======== Task inputs

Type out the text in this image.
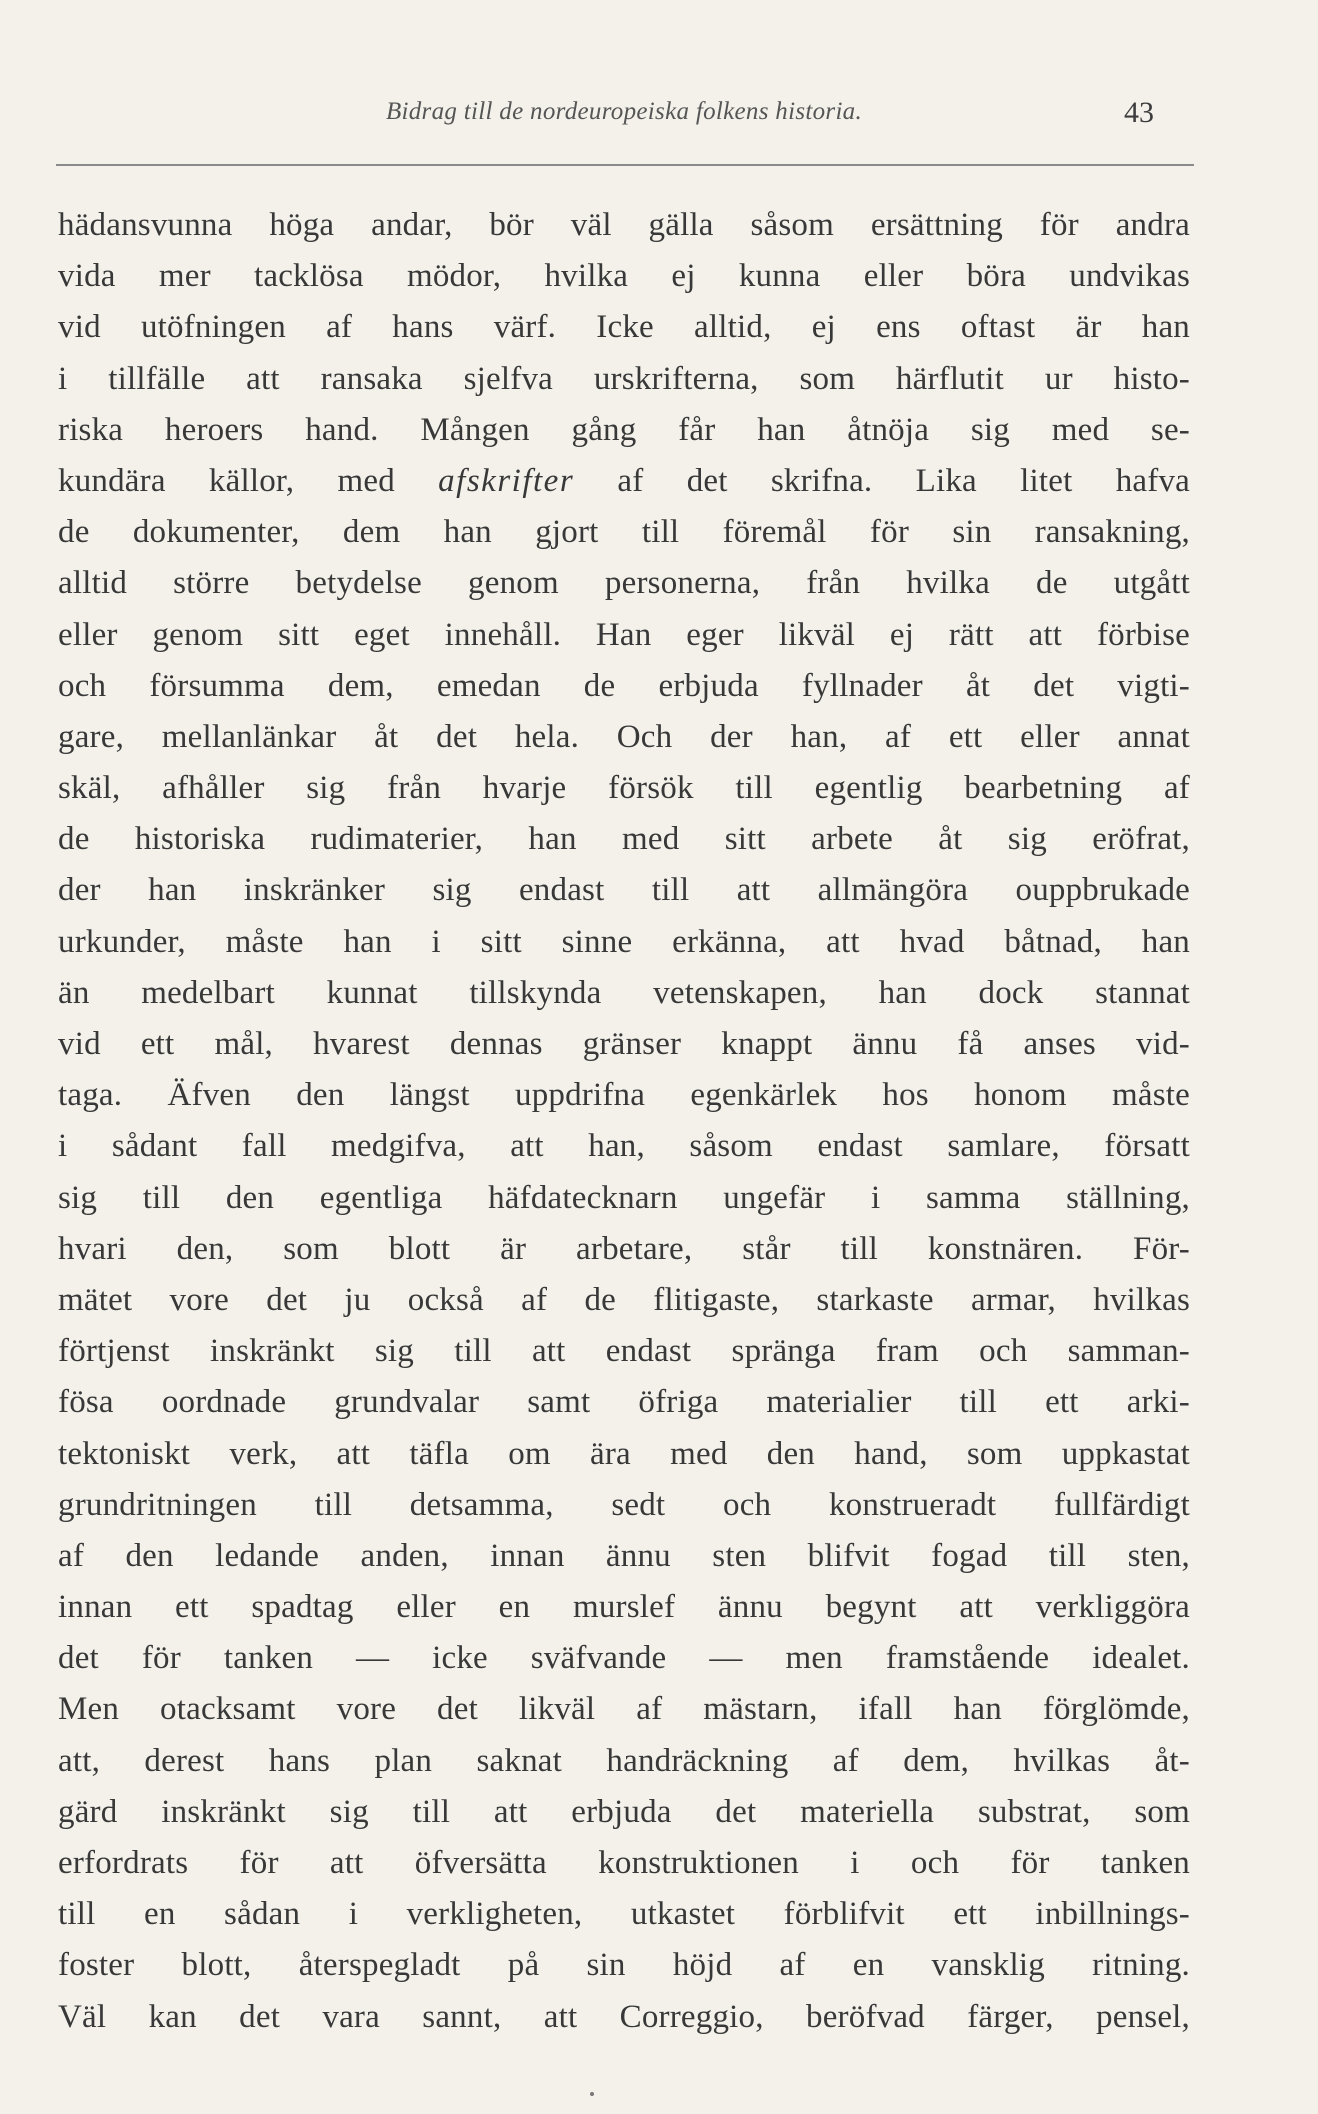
Bidrag till de nordeuropeiska folkens historia.	43
hädansvunna höga andar, bör väl gälla såsom ersättning för andra
vida mer tacklösa mödor, hvilka ej kunna eller böra undvikas
vid utöfningen af hans värf. Icke alltid, ej ens oftast är han
i tillfälle att ransaka sjelfva urskrifterna, som härflutit ur histo-
riska heroers hand. Mången gång får han åtnöja sig med se-
kundära källor, med afskrifter af det skrifna. Lika litet hafva
de dokumenter, dem han gjort till föremål för sin ransakning,
alltid större betydelse genom personerna, från hvilka de utgått
eller genom sitt eget innehåll. Han eger likväl ej rätt att förbise
och försumma dem, emedan de erbjuda fyllnader åt det vigti-
gare, mellanlänkar åt det hela. Och der han, af ett eller annat
skäl, afhåller sig från hvarje försök till egentlig bearbetning af
de historiska rudimaterier, han med sitt arbete åt sig eröfrat,
der han inskränker sig endast till att allmängöra ouppbrukade
urkunder, måste han i sitt sinne erkänna, att hvad båtnad, han
än medelbart kunnat tillskynda vetenskapen, han dock stannat
vid ett mål, hvarest dennas gränser knappt ännu få anses vid-
taga. Äfven den längst uppdrifna egenkärlek hos honom måste
i sådant fall medgifva, att han, såsom endast samlare, försatt
sig till den egentliga häfdatecknarn ungefär i samma ställning,
hvari den, som blott är arbetare, står till konstnären. För-
mätet vore det ju också af de flitigaste, starkaste armar, hvilkas
förtjenst inskränkt sig till att endast spränga fram och samman-
fösa oordnade grundvalar samt öfriga materialier till ett arki-
tektoniskt verk, att täfla om ära med den hand, som uppkastat
grundritningen till detsamma, sedt och konstrueradt fullfärdigt
af den ledande anden, innan ännu sten blifvit fogad till sten,
innan ett spadtag eller en murslef ännu begynt att verkliggöra
det för tanken — icke sväfvande — men framstående idealet.
Men otacksamt vore det likväl af mästarn, ifall han förglömde,
att, derest hans plan saknat handräckning af dem, hvilkas åt-
gärd inskränkt sig till att erbjuda det materiella substrat, som
erfordrats för att öfversätta konstruktionen i och för tanken
till en sådan i verkligheten, utkastet förblifvit ett inbillnings-
foster blott, återspegladt på sin höjd af en vansklig ritning.
Väl kan det vara sannt, att Correggio, beröfvad färger, pensel,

================

- **What to do**
Across the listing above, report every line where "såsom" occurs.

- **The completed task**
hädansvunna höga andar, bör väl gälla såsom ersättning för andra
i sådant fall medgifva, att han, såsom endast samlare, försatt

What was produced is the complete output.